** Start **

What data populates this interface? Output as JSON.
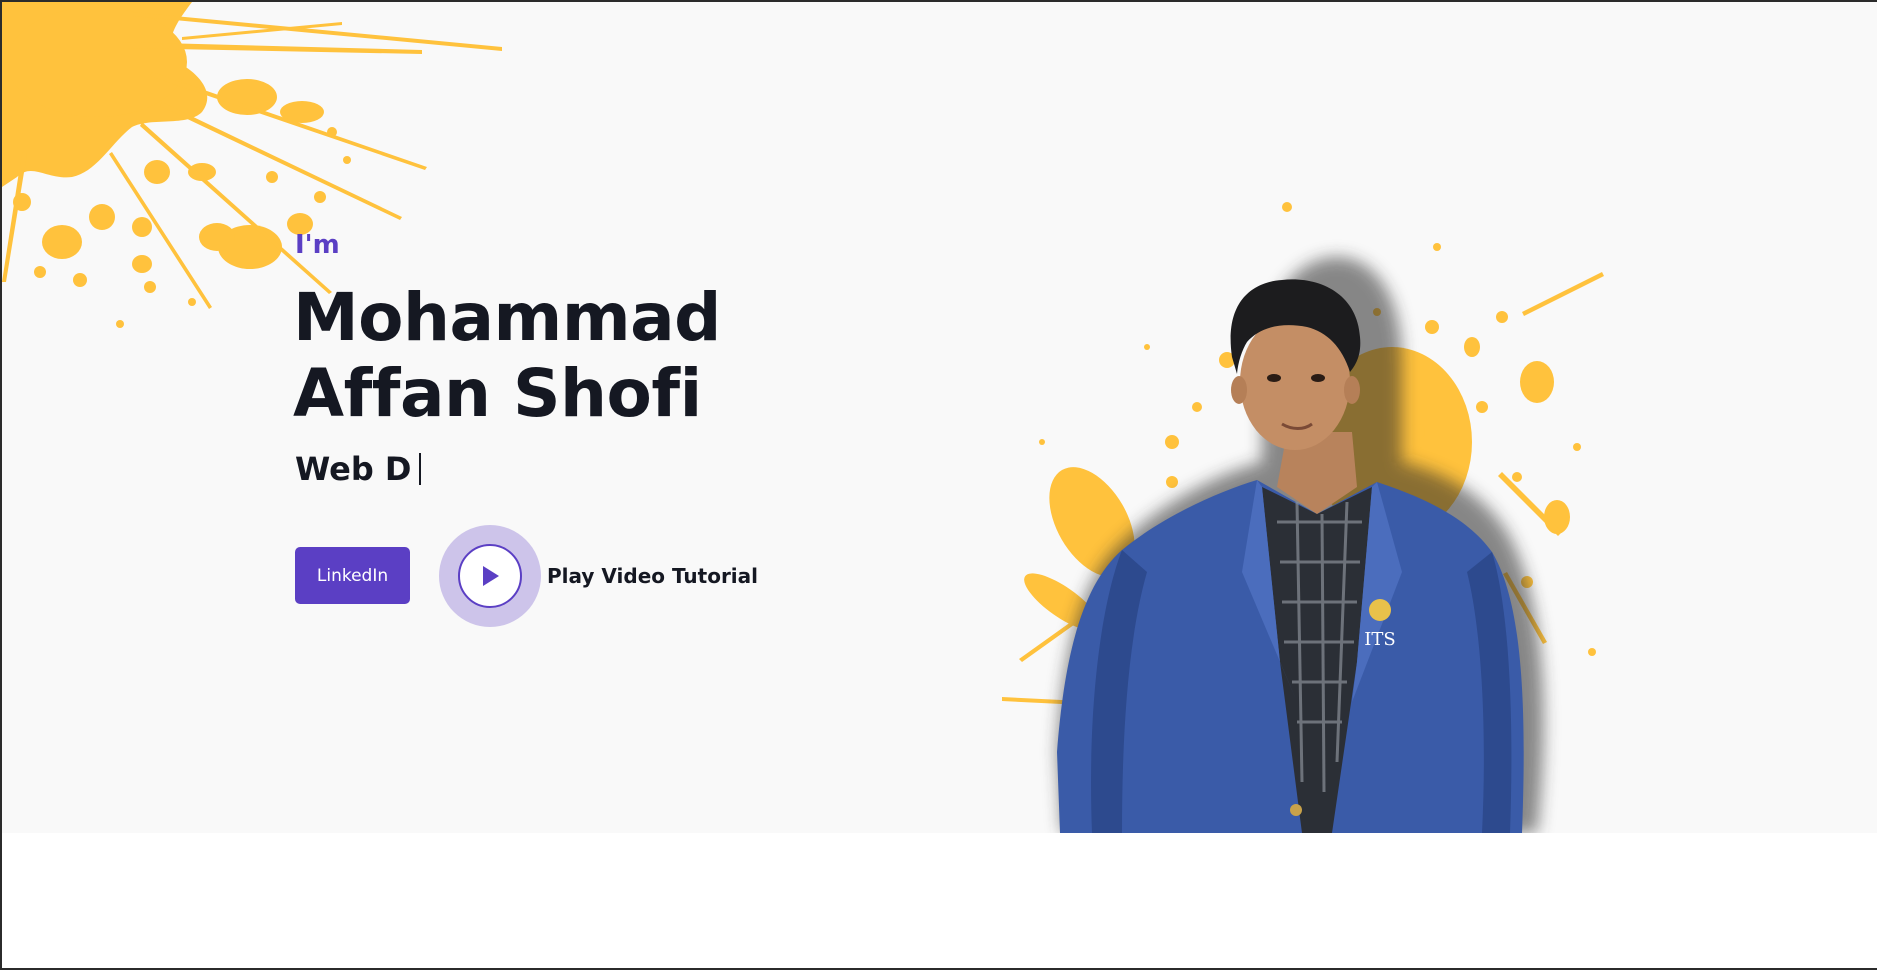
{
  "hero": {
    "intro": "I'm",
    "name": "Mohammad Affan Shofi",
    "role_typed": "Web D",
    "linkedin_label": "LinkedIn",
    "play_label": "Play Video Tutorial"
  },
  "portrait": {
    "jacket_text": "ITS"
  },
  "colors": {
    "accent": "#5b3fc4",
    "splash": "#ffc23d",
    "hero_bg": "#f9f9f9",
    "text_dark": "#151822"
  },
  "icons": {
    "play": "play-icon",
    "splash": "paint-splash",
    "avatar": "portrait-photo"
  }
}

** End **
** Start **

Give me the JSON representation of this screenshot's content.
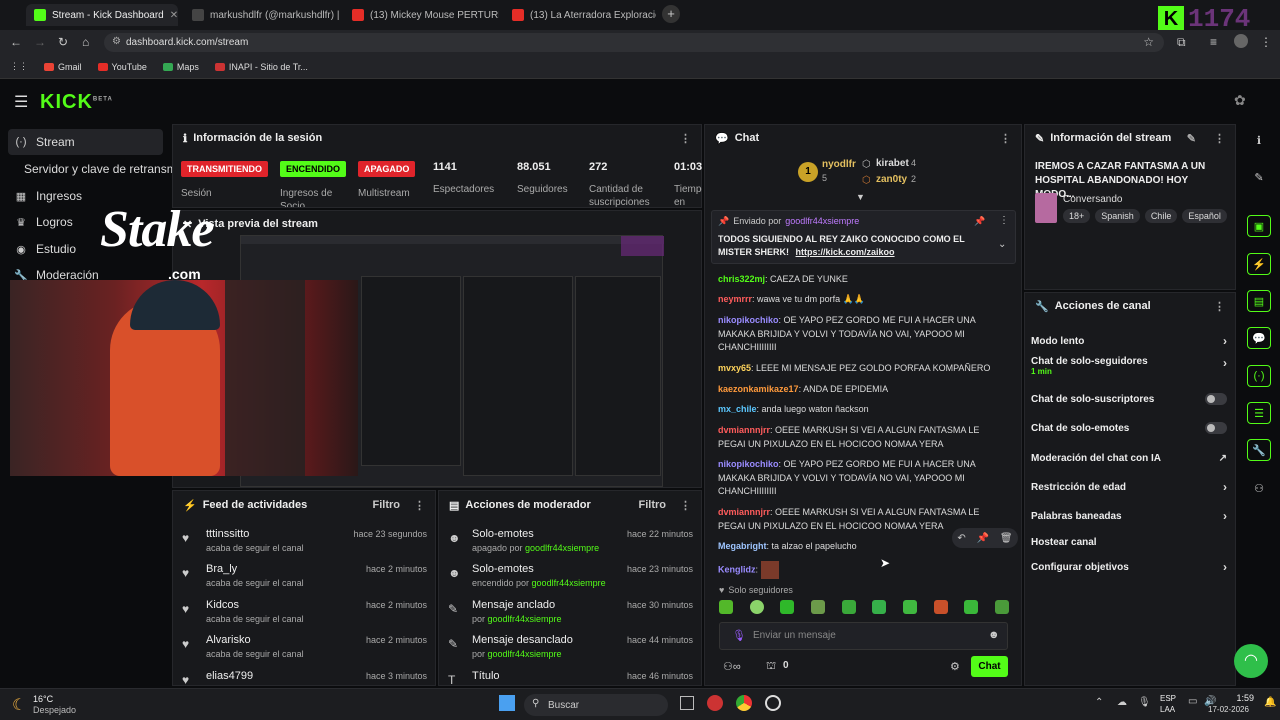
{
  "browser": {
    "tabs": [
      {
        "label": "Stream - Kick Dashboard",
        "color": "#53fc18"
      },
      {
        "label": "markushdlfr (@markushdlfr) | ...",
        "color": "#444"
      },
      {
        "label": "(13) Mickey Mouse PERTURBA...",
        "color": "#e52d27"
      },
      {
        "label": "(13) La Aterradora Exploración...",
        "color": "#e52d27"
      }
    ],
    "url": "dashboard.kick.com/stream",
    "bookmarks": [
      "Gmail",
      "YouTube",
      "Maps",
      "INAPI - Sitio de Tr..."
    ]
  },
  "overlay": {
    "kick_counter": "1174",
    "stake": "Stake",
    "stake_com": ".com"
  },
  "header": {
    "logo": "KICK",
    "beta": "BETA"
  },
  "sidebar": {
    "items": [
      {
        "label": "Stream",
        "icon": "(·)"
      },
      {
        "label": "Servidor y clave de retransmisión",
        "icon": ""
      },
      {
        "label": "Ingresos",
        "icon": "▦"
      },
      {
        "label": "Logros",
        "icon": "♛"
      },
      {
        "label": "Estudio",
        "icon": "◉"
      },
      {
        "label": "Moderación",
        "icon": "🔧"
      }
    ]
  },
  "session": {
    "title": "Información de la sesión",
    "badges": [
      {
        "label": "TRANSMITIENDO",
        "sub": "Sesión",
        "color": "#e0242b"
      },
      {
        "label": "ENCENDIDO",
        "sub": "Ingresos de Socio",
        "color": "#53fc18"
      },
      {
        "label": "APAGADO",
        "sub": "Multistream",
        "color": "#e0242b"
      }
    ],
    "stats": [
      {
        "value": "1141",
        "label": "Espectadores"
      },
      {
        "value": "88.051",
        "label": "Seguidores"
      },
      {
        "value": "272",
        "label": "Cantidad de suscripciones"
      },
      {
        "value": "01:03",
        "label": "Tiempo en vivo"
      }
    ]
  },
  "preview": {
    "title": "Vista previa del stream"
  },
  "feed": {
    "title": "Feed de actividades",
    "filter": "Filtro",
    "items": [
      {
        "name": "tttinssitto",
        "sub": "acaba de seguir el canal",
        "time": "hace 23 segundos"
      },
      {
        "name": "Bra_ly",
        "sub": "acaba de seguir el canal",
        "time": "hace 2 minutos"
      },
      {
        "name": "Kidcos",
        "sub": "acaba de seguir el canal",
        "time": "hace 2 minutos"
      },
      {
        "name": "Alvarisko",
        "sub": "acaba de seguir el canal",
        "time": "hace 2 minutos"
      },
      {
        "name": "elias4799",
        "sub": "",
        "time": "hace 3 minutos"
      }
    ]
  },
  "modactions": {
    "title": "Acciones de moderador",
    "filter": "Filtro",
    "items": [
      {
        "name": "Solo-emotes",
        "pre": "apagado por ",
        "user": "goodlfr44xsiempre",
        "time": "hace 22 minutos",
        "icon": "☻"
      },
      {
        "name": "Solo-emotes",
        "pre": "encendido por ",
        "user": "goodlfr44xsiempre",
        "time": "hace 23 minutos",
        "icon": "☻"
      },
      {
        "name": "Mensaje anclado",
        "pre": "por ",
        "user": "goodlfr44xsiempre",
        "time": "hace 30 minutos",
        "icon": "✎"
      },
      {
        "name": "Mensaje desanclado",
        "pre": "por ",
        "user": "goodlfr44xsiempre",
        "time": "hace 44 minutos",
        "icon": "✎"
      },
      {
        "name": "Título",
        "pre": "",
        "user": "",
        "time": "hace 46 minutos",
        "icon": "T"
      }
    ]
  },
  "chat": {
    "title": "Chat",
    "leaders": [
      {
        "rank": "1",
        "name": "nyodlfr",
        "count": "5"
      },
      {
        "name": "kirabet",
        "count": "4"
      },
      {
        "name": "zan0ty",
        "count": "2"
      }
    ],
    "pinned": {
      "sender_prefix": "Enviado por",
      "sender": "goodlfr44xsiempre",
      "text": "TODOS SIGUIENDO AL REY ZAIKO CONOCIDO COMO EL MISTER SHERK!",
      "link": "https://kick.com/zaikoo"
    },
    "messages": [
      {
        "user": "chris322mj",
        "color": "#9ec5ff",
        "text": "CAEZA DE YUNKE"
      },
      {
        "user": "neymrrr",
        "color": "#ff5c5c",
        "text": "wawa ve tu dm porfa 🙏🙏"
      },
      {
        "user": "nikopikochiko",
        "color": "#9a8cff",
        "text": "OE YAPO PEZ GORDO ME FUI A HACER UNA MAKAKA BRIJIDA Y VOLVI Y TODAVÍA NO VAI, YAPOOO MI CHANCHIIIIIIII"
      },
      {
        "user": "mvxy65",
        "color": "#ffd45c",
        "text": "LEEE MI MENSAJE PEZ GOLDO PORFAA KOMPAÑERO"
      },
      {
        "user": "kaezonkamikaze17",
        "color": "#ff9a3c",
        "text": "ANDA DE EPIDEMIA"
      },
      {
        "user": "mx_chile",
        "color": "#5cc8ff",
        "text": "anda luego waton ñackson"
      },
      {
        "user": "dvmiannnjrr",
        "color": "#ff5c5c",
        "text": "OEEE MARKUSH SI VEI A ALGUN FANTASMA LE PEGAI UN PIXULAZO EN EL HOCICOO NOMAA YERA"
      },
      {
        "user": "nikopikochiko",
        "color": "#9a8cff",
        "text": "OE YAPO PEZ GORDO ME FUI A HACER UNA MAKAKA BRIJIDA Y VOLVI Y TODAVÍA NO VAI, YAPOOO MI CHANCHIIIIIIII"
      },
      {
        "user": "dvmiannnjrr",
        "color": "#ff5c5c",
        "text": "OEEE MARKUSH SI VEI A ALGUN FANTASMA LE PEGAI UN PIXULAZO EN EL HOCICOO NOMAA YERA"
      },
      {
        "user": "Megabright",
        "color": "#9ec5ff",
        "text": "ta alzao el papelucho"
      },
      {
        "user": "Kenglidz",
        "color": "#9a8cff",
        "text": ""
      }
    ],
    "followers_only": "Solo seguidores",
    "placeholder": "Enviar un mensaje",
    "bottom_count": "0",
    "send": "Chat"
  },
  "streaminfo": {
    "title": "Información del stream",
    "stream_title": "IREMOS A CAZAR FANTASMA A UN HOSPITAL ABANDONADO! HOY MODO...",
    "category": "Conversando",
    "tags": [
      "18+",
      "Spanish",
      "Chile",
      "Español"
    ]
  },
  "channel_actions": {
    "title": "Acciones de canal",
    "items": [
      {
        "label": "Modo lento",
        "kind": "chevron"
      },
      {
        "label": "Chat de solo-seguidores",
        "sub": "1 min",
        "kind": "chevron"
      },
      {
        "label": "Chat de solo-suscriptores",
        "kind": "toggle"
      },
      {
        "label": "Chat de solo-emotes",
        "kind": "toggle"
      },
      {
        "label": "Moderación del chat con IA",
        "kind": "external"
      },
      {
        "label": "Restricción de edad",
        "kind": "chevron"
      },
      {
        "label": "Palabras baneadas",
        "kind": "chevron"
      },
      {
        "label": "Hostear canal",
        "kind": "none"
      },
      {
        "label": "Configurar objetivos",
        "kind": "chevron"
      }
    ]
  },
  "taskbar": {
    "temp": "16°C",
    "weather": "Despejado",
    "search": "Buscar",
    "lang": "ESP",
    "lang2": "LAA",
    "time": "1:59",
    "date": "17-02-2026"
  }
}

** End **
** Start **

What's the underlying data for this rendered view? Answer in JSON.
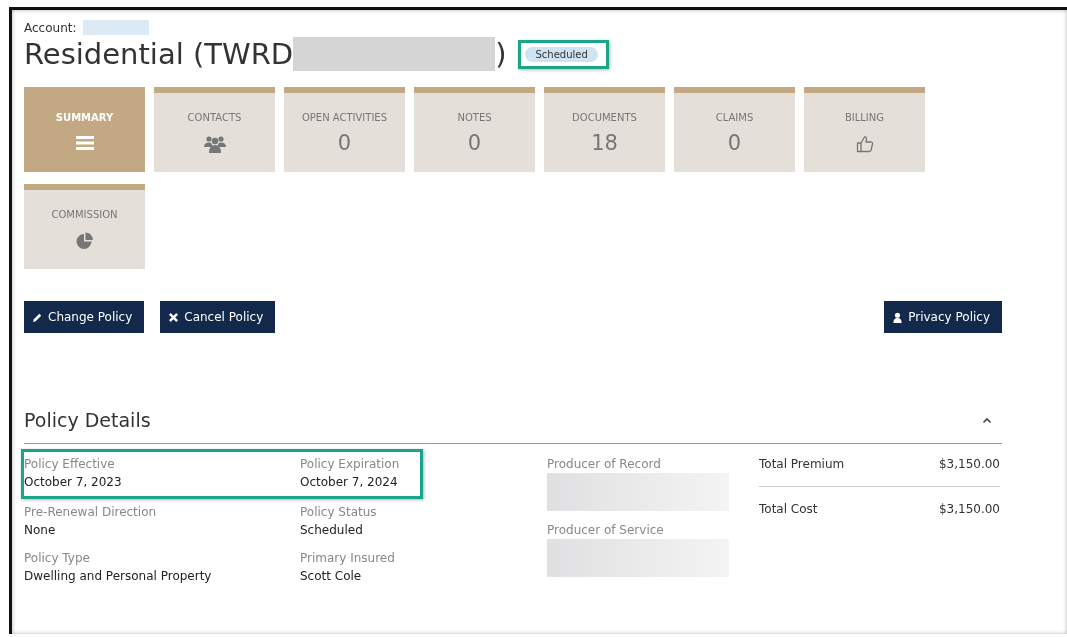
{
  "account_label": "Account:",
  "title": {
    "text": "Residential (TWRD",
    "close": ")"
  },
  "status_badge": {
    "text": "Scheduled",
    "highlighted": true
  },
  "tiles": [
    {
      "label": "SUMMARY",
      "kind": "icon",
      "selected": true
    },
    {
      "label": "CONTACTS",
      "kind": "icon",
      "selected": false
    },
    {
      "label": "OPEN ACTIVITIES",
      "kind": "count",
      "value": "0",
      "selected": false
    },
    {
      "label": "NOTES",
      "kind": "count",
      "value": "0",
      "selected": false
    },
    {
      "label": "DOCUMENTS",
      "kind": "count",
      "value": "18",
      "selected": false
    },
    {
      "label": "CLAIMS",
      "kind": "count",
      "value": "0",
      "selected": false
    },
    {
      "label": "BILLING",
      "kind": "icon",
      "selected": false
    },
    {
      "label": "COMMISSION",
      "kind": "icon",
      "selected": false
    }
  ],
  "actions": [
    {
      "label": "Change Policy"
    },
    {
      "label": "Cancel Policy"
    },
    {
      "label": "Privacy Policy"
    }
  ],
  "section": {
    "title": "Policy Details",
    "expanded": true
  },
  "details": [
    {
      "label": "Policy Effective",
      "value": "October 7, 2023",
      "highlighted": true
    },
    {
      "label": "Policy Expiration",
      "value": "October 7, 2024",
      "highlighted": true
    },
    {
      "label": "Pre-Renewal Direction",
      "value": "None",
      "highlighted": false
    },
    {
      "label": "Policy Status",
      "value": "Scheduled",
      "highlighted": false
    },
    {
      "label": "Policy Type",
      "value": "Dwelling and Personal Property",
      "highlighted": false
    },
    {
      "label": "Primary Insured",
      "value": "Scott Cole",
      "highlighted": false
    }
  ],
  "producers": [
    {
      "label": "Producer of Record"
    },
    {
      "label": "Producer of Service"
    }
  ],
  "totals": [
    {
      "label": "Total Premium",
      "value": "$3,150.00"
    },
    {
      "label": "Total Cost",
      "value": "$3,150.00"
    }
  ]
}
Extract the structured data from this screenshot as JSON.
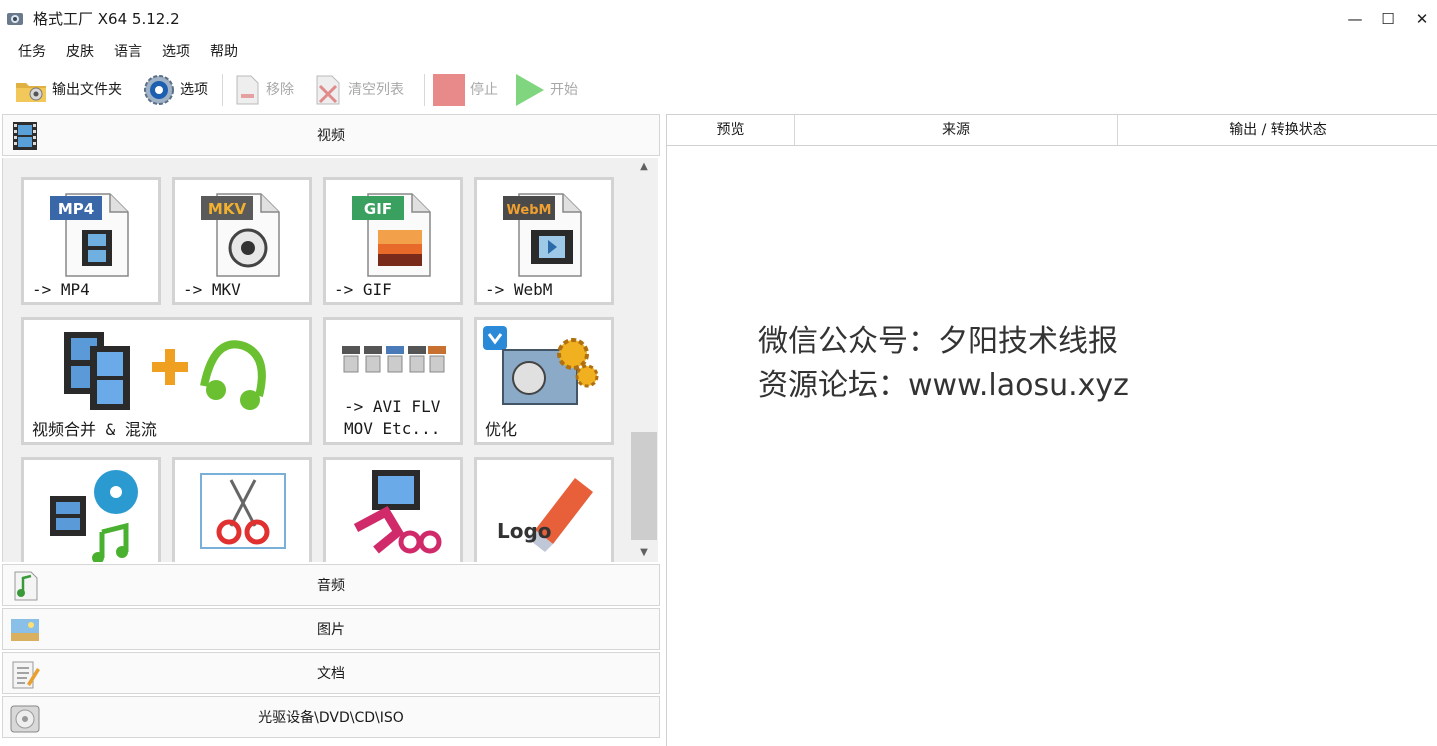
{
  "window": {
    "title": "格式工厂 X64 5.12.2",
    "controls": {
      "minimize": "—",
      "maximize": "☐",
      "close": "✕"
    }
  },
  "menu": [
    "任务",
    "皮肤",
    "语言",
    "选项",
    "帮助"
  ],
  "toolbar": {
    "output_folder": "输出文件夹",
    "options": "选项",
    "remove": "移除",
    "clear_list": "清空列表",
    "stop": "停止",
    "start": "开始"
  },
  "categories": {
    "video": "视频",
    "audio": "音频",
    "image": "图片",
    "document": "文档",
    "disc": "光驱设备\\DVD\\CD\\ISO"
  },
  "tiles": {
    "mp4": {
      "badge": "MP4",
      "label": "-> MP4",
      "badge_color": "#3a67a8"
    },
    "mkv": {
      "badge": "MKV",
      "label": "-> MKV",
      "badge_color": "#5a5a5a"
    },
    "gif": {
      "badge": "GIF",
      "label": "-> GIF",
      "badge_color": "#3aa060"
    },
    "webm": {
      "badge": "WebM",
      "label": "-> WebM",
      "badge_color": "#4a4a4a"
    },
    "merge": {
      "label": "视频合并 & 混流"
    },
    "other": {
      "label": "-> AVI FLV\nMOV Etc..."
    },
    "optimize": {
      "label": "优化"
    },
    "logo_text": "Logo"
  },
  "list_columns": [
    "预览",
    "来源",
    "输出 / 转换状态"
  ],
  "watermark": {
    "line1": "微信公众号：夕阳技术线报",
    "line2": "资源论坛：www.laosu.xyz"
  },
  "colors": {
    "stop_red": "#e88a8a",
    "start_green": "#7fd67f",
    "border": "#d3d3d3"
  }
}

** End **

STATED TASK: Show every line that contains the word "data".

REPLY:
What data populates this interface? Output as JSON.
What's the underlying data for this rendered view? Answer in JSON.
Extract the structured data from this screenshot as JSON.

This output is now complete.